* [Goal] Only lines holding the string "Score" are wanted; copy each one from the material.

* [Raw data]
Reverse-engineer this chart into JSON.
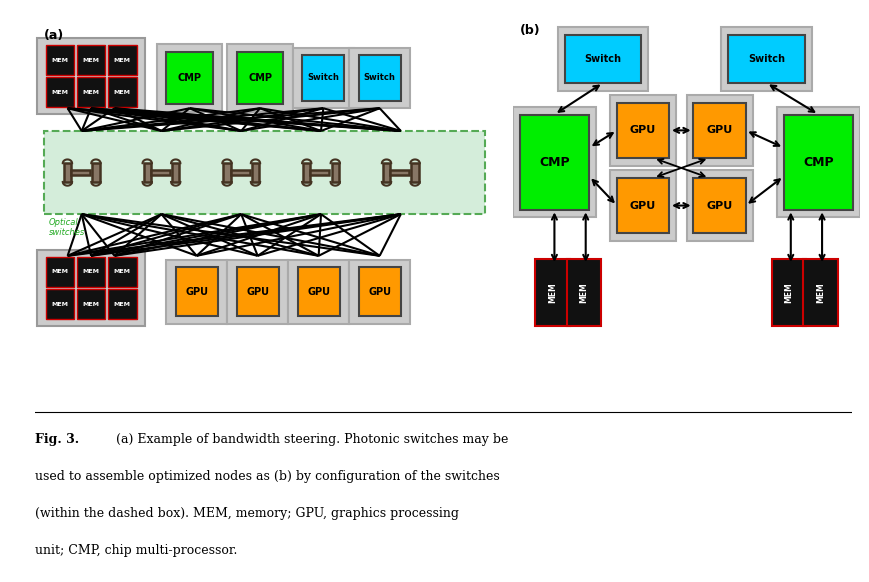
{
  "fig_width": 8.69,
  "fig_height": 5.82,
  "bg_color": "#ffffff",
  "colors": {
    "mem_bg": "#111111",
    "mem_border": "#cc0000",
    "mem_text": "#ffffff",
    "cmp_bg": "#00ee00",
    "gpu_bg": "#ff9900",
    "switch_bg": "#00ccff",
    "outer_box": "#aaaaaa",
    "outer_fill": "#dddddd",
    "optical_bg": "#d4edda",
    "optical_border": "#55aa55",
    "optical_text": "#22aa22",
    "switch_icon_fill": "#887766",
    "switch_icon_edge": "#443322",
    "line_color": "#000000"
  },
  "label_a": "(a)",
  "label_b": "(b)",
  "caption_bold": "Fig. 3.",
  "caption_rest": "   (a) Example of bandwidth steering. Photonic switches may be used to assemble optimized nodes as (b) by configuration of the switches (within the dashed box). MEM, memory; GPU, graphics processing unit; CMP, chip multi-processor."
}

---

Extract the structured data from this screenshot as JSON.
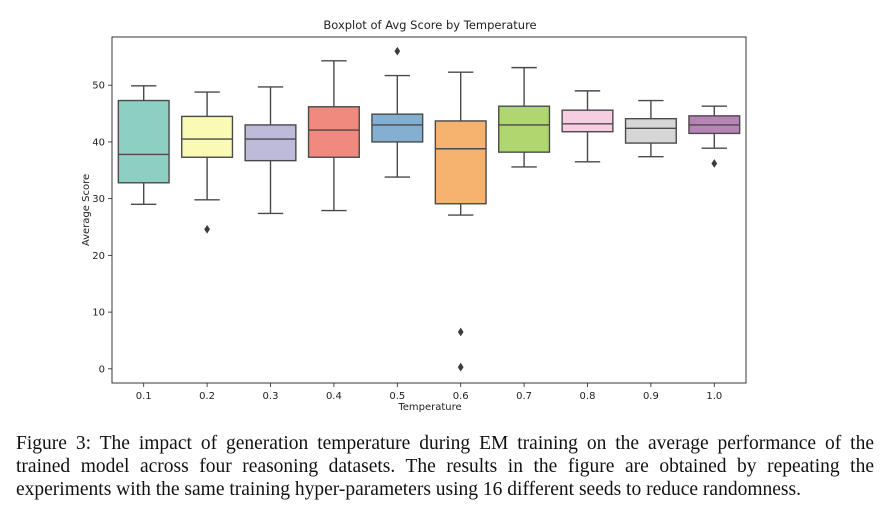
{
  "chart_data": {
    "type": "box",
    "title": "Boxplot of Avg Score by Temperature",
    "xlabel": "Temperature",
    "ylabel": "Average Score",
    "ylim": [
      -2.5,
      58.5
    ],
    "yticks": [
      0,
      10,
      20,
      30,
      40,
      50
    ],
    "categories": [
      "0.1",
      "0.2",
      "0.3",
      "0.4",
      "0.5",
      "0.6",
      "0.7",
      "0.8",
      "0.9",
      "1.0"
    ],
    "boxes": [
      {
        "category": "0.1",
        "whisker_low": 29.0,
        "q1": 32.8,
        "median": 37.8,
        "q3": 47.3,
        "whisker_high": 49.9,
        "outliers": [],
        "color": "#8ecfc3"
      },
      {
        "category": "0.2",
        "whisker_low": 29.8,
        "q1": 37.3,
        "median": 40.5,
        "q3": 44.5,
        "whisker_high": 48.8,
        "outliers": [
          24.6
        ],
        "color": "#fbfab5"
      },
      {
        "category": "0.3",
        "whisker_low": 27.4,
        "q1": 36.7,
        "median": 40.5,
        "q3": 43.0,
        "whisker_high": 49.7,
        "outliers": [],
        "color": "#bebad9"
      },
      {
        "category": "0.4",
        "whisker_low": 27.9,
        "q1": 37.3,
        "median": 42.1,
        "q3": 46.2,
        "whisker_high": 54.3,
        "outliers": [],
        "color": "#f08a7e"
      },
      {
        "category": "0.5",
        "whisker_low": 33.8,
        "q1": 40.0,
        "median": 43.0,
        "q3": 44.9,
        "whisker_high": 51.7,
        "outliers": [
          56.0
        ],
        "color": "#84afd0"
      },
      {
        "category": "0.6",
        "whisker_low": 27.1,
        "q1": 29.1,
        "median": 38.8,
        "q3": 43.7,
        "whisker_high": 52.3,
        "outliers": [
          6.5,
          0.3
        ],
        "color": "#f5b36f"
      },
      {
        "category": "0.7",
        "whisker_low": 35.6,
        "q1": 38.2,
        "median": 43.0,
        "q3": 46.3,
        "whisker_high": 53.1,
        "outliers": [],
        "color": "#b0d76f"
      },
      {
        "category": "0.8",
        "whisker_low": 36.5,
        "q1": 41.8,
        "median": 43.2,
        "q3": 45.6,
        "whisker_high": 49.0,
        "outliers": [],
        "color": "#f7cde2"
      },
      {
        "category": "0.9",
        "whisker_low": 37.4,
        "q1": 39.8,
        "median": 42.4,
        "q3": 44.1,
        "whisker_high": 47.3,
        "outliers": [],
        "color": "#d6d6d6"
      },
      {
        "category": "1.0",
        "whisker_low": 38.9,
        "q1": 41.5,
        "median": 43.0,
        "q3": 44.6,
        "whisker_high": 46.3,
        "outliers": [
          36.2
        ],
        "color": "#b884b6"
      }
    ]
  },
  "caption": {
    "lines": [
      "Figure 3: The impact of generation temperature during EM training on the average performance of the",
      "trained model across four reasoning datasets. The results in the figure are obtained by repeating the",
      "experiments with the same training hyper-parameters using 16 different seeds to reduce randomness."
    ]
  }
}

* [Exercise result]
    "title": "Boxplot of Avg Score by Temperature",
    "ylabel": "Average Score",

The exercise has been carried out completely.